____ Record set

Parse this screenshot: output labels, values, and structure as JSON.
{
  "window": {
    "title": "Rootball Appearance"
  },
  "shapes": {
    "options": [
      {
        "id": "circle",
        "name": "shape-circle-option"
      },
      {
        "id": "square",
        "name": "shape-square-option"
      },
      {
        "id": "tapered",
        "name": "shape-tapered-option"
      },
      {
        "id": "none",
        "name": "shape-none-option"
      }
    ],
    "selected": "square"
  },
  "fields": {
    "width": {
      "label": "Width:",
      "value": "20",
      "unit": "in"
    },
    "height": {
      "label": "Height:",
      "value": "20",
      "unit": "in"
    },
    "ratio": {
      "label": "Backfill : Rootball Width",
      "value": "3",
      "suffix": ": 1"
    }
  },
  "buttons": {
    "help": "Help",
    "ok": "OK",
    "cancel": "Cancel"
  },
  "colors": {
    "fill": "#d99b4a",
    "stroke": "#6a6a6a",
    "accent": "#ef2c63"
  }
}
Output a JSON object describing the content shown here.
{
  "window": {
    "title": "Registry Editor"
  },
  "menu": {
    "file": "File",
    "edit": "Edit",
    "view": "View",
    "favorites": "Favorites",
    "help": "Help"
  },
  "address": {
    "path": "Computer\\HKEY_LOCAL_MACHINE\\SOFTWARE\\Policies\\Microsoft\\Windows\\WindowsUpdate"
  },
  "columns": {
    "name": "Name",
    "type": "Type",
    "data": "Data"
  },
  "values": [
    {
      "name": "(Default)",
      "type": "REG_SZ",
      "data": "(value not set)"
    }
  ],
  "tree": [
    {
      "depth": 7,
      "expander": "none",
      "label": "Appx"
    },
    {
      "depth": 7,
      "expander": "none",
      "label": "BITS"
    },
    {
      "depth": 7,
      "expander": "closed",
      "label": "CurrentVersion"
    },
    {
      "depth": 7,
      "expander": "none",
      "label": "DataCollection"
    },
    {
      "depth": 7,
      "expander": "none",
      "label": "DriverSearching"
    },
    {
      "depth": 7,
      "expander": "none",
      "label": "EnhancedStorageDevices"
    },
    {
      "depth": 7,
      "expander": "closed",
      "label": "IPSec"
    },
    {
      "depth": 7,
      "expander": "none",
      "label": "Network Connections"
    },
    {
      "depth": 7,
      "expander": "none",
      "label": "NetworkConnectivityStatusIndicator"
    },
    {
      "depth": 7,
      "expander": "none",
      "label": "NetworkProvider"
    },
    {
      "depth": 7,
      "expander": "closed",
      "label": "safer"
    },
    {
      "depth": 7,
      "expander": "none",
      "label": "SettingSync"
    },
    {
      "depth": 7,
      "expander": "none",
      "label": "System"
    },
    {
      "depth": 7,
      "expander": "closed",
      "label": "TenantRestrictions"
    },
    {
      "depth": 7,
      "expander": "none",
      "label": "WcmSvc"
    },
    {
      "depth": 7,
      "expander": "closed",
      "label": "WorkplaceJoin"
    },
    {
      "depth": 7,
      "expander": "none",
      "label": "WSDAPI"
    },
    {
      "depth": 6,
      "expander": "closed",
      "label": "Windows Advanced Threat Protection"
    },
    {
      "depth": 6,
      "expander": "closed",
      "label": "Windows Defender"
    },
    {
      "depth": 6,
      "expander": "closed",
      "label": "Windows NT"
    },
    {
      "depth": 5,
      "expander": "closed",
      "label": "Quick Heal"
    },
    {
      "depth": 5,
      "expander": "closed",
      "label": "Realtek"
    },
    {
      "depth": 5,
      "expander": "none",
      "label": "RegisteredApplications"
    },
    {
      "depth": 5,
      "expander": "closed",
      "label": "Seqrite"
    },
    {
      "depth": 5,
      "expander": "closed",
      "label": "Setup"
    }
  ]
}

________

* Aim of the task:
Report only the number of lines in the listing that contain the word "tapered".

* Result:
2